> _SET PROBLEM_
Copy all lines below containing "purpose".
* Begin PROVIDED MATERIAL *
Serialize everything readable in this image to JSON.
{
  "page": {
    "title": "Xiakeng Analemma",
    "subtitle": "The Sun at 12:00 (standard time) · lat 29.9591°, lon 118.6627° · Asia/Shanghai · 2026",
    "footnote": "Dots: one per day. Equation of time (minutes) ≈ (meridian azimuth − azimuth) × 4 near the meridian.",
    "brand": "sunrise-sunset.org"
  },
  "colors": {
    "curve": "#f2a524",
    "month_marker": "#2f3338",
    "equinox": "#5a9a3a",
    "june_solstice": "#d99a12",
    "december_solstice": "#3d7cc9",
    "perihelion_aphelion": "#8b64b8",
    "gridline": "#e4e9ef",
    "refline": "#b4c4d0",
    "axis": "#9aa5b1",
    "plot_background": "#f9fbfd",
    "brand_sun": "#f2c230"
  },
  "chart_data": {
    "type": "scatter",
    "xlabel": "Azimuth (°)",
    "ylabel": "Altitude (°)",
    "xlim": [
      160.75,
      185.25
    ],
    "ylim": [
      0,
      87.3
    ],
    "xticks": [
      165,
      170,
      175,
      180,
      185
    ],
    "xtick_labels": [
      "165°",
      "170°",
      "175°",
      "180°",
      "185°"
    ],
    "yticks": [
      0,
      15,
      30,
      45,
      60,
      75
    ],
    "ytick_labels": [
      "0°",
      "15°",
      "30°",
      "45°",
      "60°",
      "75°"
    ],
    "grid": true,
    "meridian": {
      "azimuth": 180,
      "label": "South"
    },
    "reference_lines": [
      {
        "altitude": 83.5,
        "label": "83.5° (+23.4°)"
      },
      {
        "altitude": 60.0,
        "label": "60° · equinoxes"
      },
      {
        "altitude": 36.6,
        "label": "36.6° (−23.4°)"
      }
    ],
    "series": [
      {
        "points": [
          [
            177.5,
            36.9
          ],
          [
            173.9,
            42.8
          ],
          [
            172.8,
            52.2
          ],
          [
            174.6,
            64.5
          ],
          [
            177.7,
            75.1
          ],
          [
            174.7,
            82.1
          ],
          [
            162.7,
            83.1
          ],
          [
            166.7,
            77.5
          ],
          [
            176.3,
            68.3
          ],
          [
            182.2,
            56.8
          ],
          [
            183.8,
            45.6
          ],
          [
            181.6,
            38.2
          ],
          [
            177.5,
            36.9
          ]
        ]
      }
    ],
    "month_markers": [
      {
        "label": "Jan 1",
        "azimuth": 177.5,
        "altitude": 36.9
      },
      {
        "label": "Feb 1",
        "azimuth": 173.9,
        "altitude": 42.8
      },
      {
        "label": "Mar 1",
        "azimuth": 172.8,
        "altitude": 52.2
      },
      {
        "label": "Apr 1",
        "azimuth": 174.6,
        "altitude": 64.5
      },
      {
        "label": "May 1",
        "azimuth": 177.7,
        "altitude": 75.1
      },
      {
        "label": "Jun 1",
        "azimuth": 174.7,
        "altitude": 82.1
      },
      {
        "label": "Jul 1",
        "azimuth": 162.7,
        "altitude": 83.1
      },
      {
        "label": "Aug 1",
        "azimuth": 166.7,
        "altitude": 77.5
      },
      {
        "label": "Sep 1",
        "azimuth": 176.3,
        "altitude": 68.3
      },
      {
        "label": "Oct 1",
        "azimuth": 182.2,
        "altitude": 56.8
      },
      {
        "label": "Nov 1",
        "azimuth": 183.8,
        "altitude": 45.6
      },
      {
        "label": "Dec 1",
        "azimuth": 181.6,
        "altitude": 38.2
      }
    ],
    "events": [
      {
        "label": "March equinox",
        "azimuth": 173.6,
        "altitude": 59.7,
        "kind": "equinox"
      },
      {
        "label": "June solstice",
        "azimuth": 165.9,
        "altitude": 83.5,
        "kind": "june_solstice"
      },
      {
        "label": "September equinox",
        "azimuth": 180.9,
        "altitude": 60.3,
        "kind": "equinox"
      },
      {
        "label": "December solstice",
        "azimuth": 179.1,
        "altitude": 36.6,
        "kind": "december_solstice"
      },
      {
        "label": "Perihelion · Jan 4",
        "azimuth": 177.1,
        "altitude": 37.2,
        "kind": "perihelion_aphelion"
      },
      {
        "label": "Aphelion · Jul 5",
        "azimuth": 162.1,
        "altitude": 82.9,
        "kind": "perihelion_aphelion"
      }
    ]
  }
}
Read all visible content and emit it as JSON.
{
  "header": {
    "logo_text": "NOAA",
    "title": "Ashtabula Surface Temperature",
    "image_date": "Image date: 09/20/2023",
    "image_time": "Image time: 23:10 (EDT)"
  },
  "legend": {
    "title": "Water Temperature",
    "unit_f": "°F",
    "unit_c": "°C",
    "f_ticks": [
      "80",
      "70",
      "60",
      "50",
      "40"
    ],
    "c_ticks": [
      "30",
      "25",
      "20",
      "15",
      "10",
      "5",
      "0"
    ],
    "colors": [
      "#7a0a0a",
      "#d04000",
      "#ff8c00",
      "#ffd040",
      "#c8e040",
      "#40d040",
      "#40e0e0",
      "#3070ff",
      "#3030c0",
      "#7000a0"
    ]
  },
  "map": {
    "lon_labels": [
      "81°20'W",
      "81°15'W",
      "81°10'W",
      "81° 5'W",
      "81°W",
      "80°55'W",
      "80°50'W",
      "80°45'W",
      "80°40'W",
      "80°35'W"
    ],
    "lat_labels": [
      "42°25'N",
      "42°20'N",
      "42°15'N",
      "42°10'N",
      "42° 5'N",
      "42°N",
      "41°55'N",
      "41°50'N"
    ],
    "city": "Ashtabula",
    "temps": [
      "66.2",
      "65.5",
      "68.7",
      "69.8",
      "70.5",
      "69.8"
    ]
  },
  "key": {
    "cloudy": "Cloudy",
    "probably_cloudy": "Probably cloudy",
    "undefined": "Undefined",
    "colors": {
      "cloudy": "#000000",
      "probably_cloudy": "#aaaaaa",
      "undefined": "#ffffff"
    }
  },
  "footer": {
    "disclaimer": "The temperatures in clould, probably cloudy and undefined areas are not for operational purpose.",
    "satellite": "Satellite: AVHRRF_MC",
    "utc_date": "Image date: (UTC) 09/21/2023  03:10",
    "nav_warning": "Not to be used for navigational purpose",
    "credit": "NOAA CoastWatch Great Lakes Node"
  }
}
* End PROVIDED MATERIAL *
* Begin PROVIDED MATERIAL *
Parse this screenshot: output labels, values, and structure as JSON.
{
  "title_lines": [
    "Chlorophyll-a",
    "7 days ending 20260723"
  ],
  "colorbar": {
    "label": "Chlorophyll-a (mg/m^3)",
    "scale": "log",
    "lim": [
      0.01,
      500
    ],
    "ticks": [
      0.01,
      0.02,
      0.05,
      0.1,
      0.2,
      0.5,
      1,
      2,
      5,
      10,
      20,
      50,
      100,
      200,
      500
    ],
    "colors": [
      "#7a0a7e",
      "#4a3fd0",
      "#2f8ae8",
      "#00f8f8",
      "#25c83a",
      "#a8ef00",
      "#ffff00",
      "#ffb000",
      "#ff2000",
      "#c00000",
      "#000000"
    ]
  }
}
* End PROVIDED MATERIAL *
> _FINAL RESULT_
    "disclaimer": "The temperatures in clould, probably cloudy and undefined areas are not for operational purpose.",
    "nav_warning": "Not to be used for navigational purpose",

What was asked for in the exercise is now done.